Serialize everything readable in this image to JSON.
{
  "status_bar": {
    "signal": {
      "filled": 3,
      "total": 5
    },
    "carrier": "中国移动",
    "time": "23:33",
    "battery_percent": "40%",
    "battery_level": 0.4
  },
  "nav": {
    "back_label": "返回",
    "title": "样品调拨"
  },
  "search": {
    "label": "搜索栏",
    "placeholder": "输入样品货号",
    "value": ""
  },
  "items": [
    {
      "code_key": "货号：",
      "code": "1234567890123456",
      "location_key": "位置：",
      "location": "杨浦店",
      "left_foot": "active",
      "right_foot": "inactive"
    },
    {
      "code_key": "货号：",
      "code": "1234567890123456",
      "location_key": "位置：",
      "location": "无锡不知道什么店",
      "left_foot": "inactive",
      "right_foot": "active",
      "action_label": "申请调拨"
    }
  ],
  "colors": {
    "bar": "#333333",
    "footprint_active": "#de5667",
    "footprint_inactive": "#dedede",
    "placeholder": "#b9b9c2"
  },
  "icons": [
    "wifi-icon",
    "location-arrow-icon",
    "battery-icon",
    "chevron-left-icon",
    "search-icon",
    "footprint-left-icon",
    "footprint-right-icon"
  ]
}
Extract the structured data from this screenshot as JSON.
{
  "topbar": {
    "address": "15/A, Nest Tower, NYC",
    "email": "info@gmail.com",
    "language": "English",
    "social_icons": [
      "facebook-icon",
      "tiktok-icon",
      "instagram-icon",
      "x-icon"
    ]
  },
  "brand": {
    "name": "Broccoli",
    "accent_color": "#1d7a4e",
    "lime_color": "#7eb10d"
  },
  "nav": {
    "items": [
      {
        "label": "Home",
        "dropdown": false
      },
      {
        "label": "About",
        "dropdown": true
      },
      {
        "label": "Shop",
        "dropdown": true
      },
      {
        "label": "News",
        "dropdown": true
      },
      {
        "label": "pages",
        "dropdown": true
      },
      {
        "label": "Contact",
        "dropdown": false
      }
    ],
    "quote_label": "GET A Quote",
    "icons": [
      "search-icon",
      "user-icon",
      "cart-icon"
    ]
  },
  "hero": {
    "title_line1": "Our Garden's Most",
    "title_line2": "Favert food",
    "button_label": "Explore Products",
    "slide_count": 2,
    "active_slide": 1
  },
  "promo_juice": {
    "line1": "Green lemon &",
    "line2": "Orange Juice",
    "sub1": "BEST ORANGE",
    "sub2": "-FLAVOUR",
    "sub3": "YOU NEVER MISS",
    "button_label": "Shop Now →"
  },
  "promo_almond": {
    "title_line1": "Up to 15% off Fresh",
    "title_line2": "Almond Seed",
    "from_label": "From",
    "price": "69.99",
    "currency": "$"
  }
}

____

## Aim
Retype every record above exactly as written.

## Expected output
Serialize everything readable in this image to JSON.
{
  "status_bar": {
    "signal": {
      "filled": 3,
      "total": 5
    },
    "carrier": "中国移动",
    "time": "23:33",
    "battery_percent": "40%",
    "battery_level": 0.4
  },
  "nav": {
    "back_label": "返回",
    "title": "样品调拨"
  },
  "search": {
    "label": "搜索栏",
    "placeholder": "输入样品货号",
    "value": ""
  },
  "items": [
    {
      "code_key": "货号：",
      "code": "1234567890123456",
      "location_key": "位置：",
      "location": "杨浦店",
      "left_foot": "active",
      "right_foot": "inactive"
    },
    {
      "code_key": "货号：",
      "code": "1234567890123456",
      "location_key": "位置：",
      "location": "无锡不知道什么店",
      "left_foot": "inactive",
      "right_foot": "active",
      "action_label": "申请调拨"
    }
  ],
  "colors": {
    "bar": "#333333",
    "footprint_active": "#de5667",
    "footprint_inactive": "#dedede",
    "placeholder": "#b9b9c2"
  },
  "icons": [
    "wifi-icon",
    "location-arrow-icon",
    "battery-icon",
    "chevron-left-icon",
    "search-icon",
    "footprint-left-icon",
    "footprint-right-icon"
  ]
}
Extract the structured data from this screenshot as JSON.
{
  "topbar": {
    "address": "15/A, Nest Tower, NYC",
    "email": "info@gmail.com",
    "language": "English",
    "social_icons": [
      "facebook-icon",
      "tiktok-icon",
      "instagram-icon",
      "x-icon"
    ]
  },
  "brand": {
    "name": "Broccoli",
    "accent_color": "#1d7a4e",
    "lime_color": "#7eb10d"
  },
  "nav": {
    "items": [
      {
        "label": "Home",
        "dropdown": false
      },
      {
        "label": "About",
        "dropdown": true
      },
      {
        "label": "Shop",
        "dropdown": true
      },
      {
        "label": "News",
        "dropdown": true
      },
      {
        "label": "pages",
        "dropdown": true
      },
      {
        "label": "Contact",
        "dropdown": false
      }
    ],
    "quote_label": "GET A Quote",
    "icons": [
      "search-icon",
      "user-icon",
      "cart-icon"
    ]
  },
  "hero": {
    "title_line1": "Our Garden's Most",
    "title_line2": "Favert food",
    "button_label": "Explore Products",
    "slide_count": 2,
    "active_slide": 1
  },
  "promo_juice": {
    "line1": "Green lemon &",
    "line2": "Orange Juice",
    "sub1": "BEST ORANGE",
    "sub2": "-FLAVOUR",
    "sub3": "YOU NEVER MISS",
    "button_label": "Shop Now →"
  },
  "promo_almond": {
    "title_line1": "Up to 15% off Fresh",
    "title_line2": "Almond Seed",
    "from_label": "From",
    "price": "69.99",
    "currency": "$"
  }
}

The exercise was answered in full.